• Exercise material:
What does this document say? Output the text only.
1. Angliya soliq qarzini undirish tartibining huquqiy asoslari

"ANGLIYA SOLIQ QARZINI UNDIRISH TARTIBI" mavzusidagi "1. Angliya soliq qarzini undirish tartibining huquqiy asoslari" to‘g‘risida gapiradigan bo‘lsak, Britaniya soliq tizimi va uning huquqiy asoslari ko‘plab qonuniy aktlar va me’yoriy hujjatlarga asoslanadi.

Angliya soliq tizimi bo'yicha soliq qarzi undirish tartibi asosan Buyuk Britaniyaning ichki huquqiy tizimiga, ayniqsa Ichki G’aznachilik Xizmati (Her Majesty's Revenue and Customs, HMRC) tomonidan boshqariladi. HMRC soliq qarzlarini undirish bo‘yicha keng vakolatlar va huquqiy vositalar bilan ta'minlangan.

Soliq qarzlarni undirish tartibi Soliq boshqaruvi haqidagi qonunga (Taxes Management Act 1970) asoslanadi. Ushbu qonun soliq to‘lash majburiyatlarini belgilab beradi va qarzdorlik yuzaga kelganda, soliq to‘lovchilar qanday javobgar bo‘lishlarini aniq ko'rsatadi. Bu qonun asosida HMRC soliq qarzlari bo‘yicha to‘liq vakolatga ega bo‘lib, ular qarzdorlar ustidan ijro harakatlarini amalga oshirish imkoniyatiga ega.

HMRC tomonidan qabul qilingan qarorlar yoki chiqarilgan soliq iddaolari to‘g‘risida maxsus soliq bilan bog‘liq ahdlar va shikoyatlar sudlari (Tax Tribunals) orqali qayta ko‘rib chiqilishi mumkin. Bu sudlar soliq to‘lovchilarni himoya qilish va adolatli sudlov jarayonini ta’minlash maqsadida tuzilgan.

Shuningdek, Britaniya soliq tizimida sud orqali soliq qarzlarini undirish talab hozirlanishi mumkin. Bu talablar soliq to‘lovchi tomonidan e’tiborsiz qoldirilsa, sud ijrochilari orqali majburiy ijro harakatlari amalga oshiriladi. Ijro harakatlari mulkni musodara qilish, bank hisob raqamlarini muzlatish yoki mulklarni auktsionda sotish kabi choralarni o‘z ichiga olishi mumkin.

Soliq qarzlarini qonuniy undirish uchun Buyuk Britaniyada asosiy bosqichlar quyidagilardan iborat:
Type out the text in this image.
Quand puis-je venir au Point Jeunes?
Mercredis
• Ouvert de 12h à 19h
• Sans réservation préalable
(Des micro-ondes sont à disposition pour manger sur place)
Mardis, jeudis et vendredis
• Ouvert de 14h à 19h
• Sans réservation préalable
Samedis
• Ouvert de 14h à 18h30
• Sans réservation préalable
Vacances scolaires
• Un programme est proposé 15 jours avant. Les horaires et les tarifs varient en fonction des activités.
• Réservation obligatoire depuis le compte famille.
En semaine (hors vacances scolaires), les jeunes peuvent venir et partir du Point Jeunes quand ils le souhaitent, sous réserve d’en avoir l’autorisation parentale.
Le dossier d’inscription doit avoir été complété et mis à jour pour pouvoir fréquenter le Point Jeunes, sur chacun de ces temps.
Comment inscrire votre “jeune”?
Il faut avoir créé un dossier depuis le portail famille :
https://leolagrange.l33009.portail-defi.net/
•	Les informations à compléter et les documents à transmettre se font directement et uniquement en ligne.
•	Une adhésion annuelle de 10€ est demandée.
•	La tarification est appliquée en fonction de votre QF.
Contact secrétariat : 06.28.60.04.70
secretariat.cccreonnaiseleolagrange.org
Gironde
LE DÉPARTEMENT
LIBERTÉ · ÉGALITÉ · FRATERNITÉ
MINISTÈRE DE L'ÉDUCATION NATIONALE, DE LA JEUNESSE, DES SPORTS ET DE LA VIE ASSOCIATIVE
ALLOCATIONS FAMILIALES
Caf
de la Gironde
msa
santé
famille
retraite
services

• Given request:
Give the number of lines in the records that contain the string "venir", with no other output.

• Solved problem:
2